── Extract provided

COURT OF APPEALS EIGHTH DISTRICT OF TEXAS EL PASO, TEXAS
§ CLIFTON RAY IKELER, No. 08-24-00355-CR § Appellant, Appeal from the § v. 143rd District Court § THE STATE OF TEXAS, of Reeves County, Texas § Appellee. (TC# 23-07-09172-CRR) §
§
MEMORANDUM OPINION
Appellant Clifton Ray Ikeler appeals his conviction for possession of methamphetamine,
enhanced by two prior felony convictions. His sole issue challenges the trial court’s denial of his
motion to suppress, which contends that the police failed to follow their policy for impoundment
(and inventory) of unattended vehicles. We affirm.
I. BACKGROUND
Appellant was convicted of possession of more than four, but less than 200 grams of
methamphetamine, enhanced by two or more prior felony convictions. He was sentenced to 35
years confinement. The only issue before us is whether an inventory search of his car which turned
1 up the drugs was permissible under the Fourth Amendment to the United States Constitution. 1
That issue turns on whether the inventory search of the car complied with the Pecos Police
Department’s policy. We confine our statement of background facts to that issue.
A. Police perform an inventory search of Appellant’s car after stopping and arresting him. Sergeant Elizabeth Arenivaz, a 14-year veteran with the Pecos Police Department, worked
the 6:00 pm to 6:00 am shift on January 28, 2023, in a marked police cruiser. In her pre-patrol
briefing, she learned of an outstanding felony arrest warrant for Ikeler on an assault family violence
charge. During her shift, she also learned that units were dispatch three times to his girlfriend’s
address to investigate claims of assault and terroristic threats. Around 3:30 in the morning she saw
Ikeler drive by as she was parked on the side of the road. He was the sole occupant in the vehicle.
Arenivaz followed Ikeler and called for backup to execute the arrest warrant.
After Arenivaz engaged her overhead lights, Ikeler did not immediately stop, but turned
onto two different streets and then into the driveway of a residential home on Oleander Street.
Arenivaz initially thought that Ikeler might flee, based on his reputation for doing so, and because
he had turned quickly into a driveway without signaling, after having just made the turn onto
Oleander Street. But Arenivaz, now supported by backup, quickly had Ikeler exit his car and made
the arrest. When she informed him that his car would be towed, Ikeler asked Arenivaz to call his
81-year-old grandfather to come get the car. Arenivaz declined to call the grandfather and because
no other person was there to take the car, she called a tow truck.
When a car is towed, Pecos Department policy requires that the officers conduct an
inventory search to protect the vehicle owner’s possession, and to protect the department over
1 Appellant’s Motion to Suppress only claimed that the search was improper under the 4th Amendment to the U.S. Constitution, and we confine our review to that argument. We express no opinion on whether the search was legal under the Texas Constitution, or how its protections might differ from the federal right.

────

▶ [Directive 1]
Render the entries as a Markdown table with columns Row and Line, starting with the first entry and going on through the line containing "- day-cell[interactable]: 27: [569, 255, 602, 281]". Leave out blank lines.

── Data listing

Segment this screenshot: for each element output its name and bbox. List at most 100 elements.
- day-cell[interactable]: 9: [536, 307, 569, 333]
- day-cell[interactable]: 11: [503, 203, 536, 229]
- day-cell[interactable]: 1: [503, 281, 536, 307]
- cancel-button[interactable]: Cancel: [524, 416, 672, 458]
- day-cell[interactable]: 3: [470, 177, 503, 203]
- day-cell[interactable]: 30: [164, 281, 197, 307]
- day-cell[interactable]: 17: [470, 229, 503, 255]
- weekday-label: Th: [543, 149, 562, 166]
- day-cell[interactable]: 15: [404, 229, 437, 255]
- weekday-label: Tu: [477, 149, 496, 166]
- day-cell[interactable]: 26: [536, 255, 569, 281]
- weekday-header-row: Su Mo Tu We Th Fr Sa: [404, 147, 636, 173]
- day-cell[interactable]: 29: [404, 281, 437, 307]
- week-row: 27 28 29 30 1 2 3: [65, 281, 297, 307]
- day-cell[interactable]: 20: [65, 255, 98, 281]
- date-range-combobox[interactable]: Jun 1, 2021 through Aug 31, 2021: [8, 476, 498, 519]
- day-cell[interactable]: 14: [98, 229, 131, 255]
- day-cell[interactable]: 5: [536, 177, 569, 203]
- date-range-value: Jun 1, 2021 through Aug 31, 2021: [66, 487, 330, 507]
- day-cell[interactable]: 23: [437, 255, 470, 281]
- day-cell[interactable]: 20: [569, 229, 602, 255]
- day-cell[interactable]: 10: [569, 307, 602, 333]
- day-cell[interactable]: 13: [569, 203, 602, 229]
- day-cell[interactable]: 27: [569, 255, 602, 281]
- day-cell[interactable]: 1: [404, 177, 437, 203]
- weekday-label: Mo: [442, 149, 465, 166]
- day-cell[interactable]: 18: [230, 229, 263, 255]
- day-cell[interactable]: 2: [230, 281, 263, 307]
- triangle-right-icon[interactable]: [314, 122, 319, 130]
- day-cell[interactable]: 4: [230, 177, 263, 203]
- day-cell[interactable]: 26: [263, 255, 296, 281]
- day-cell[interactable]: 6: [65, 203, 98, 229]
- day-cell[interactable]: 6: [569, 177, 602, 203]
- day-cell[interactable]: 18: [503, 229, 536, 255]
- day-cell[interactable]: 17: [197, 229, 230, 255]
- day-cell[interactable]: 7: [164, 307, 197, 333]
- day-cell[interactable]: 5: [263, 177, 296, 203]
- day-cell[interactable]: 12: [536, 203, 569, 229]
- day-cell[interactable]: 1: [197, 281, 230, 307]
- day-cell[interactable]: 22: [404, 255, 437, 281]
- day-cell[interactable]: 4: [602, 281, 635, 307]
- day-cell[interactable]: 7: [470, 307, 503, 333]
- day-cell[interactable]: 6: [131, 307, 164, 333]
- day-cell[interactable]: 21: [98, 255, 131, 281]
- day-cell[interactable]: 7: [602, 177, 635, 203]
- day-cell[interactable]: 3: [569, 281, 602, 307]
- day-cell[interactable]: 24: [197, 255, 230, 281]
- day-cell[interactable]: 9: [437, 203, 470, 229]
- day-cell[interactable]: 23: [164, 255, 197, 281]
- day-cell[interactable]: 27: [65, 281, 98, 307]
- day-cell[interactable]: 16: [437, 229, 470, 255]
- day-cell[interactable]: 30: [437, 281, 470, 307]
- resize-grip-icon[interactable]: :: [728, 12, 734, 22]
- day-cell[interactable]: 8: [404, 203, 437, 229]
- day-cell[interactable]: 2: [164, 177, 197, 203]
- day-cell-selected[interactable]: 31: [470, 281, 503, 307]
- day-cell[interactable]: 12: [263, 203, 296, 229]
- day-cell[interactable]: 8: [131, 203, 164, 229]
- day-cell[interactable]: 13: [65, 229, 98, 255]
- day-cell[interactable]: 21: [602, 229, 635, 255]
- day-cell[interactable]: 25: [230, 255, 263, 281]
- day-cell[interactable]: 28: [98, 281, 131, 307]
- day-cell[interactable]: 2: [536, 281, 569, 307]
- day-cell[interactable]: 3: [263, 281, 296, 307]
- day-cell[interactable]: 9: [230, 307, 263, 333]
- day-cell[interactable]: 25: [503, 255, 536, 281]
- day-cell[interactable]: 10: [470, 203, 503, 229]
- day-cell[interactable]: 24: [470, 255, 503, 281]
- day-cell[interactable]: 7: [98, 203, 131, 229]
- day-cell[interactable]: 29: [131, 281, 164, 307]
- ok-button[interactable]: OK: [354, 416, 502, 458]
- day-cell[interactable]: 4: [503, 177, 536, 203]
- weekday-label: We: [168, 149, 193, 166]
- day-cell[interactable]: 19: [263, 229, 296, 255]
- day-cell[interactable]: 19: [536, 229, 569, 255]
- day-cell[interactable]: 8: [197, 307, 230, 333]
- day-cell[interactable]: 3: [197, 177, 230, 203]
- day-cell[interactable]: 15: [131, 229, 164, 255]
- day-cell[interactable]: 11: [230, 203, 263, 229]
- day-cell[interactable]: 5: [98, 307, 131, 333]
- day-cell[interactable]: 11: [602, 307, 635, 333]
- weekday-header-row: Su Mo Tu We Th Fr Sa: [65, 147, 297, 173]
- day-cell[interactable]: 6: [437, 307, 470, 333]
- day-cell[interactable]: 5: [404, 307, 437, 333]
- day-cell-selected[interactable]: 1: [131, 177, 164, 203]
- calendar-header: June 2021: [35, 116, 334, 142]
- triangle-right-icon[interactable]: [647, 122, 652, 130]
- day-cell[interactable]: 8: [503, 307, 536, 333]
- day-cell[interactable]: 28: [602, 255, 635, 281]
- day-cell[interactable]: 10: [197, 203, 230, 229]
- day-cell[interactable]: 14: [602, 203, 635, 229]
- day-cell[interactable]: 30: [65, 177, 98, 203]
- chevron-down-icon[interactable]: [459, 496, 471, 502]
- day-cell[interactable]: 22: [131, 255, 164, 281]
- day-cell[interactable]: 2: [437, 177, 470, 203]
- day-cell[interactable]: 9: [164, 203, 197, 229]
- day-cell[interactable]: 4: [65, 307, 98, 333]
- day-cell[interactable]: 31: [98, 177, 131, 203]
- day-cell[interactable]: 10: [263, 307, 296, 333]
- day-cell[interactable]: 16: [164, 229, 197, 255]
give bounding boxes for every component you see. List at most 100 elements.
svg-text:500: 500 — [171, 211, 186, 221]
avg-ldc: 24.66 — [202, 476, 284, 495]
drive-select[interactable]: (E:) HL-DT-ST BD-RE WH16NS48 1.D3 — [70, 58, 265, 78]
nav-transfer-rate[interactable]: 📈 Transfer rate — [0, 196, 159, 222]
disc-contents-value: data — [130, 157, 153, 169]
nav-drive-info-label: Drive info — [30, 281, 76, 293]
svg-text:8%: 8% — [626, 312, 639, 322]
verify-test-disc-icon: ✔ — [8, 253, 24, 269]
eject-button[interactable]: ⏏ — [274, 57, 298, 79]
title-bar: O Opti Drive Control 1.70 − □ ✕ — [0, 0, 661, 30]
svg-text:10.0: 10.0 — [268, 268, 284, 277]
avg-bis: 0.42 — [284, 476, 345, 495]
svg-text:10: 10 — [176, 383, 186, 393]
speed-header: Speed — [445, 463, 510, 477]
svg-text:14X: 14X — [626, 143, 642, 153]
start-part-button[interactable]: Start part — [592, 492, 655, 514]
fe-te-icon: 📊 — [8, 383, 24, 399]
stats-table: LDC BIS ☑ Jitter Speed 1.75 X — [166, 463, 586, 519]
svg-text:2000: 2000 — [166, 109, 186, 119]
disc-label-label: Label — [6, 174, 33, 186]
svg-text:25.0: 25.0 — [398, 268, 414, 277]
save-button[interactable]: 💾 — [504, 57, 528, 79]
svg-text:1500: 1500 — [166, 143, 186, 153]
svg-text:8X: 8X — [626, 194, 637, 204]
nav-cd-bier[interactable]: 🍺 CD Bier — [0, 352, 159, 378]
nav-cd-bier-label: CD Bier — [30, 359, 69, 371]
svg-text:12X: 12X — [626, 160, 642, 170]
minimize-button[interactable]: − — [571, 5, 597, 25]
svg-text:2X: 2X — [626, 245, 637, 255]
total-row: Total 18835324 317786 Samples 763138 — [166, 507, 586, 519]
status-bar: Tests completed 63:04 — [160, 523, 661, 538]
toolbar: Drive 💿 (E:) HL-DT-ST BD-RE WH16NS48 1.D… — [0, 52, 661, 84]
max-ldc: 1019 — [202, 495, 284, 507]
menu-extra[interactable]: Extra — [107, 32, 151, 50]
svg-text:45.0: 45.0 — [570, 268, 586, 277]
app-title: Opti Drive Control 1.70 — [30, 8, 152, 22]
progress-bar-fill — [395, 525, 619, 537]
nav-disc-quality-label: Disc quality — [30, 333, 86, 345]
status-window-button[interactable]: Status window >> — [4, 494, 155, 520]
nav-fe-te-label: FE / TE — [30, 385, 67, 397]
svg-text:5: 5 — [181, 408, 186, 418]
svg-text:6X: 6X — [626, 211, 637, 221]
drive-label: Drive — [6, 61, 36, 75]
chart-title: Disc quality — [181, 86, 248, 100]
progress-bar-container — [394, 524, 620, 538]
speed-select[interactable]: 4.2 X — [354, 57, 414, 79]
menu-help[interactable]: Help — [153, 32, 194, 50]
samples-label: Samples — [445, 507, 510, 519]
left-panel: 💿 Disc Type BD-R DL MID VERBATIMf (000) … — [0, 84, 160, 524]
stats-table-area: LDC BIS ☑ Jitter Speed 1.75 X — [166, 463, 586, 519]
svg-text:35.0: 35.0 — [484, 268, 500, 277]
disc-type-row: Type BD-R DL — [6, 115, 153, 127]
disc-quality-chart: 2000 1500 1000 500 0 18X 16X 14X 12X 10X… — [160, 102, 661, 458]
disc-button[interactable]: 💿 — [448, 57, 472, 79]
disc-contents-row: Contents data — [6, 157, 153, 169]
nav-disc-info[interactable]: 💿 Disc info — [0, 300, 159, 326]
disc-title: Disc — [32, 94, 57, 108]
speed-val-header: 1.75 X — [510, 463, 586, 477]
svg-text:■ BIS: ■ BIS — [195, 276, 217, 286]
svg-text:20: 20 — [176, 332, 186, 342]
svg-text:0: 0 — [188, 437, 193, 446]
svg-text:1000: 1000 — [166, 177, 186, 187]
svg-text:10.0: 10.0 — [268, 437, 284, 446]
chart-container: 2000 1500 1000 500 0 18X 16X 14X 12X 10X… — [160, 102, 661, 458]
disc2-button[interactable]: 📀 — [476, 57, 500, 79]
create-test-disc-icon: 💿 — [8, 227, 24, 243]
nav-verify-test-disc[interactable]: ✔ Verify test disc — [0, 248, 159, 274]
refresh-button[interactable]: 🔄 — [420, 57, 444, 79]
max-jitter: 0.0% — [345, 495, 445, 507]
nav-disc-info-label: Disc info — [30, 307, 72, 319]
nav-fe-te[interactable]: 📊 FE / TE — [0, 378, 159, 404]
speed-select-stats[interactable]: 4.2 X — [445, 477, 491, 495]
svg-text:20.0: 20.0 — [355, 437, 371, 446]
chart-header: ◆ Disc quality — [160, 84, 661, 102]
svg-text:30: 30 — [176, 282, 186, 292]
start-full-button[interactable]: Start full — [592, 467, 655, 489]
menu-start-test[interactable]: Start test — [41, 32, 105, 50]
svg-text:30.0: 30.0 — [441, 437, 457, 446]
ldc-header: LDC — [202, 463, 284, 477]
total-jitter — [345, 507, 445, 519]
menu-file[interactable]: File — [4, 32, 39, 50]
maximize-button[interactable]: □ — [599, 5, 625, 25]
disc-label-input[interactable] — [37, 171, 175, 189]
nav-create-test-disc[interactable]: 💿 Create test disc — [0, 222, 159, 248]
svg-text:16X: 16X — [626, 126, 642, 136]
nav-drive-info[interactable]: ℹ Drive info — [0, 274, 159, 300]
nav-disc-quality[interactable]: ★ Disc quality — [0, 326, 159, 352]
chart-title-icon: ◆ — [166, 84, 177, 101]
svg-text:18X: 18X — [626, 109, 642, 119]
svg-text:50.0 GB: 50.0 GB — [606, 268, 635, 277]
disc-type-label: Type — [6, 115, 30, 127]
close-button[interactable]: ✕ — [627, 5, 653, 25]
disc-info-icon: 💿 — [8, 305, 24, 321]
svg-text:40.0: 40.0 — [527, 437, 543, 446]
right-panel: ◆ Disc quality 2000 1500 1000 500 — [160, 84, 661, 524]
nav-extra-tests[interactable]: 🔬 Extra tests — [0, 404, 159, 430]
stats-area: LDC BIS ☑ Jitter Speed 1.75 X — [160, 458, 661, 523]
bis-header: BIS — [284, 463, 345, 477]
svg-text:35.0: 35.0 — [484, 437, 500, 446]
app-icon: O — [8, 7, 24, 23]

────

▶ [Directive 2]
In the court opinion, reproduce the passage starting with "Arenivaz followed Ikeler" and going on through "a tow truck.", switching "Oleander Street" to "Magnolia Street".

▶ [Answer 1]
| Row | Line |
|---|---|
| 1 | Segment this screenshot: for each element output its name and bbox. List at most 100 elements. |
| 2 | - day-cell[interactable]: 9: [536, 307, 569, 333] |
| 3 | - day-cell[interactable]: 11: [503, 203, 536, 229] |
| 4 | - day-cell[interactable]: 1: [503, 281, 536, 307] |
| 5 | - cancel-button[interactable]: Cancel: [524, 416, 672, 458] |
| 6 | - day-cell[interactable]: 3: [470, 177, 503, 203] |
| 7 | - day-cell[interactable]: 30: [164, 281, 197, 307] |
| 8 | - day-cell[interactable]: 17: [470, 229, 503, 255] |
| 9 | - weekday-label: Th: [543, 149, 562, 166] |
| 10 | - day-cell[interactable]: 15: [404, 229, 437, 255] |
| 11 | - weekday-label: Tu: [477, 149, 496, 166] |
| 12 | - day-cell[interactable]: 26: [536, 255, 569, 281] |
| 13 | - weekday-header-row: Su Mo Tu We Th Fr Sa: [404, 147, 636, 173] |
| 14 | - day-cell[interactable]: 29: [404, 281, 437, 307] |
| 15 | - week-row: 27 28 29 30 1 2 3: [65, 281, 297, 307] |
| 16 | - day-cell[interactable]: 20: [65, 255, 98, 281] |
| 17 | - date-range-combobox[interactable]: Jun 1, 2021 through Aug 31, 2021: [8, 476, 498, 519] |
| 18 | - day-cell[interactable]: 14: [98, 229, 131, 255] |
| 19 | - day-cell[interactable]: 5: [536, 177, 569, 203] |
| 20 | - date-range-value: Jun 1, 2021 through Aug 31, 2021: [66, 487, 330, 507] |
| 21 | - day-cell[interactable]: 23: [437, 255, 470, 281] |
| 22 | - day-cell[interactable]: 20: [569, 229, 602, 255] |
| 23 | - day-cell[interactable]: 10: [569, 307, 602, 333] |
| 24 | - day-cell[interactable]: 13: [569, 203, 602, 229] |
| 25 | - day-cell[interactable]: 27: [569, 255, 602, 281] |

▶ [Answer 2]
Arenivaz followed Ikeler and called for backup to execute the arrest warrant.
After Arenivaz engaged her overhead lights, Ikeler did not immediately stop, but turned
onto two different streets and then into the driveway of a residential home on Magnolia Street.
Arenivaz initially thought that Ikeler might flee, based on his reputation for doing so, and because
he had turned quickly into a driveway without signaling, after having just made the turn onto
Magnolia Street. But Arenivaz, now supported by backup, quickly had Ikeler exit his car and made
the arrest. When she informed him that his car would be towed, Ikeler asked Arenivaz to call his
81-year-old grandfather to come get the car. Arenivaz declined to call the grandfather and because
no other person was there to take the car, she called a tow truck.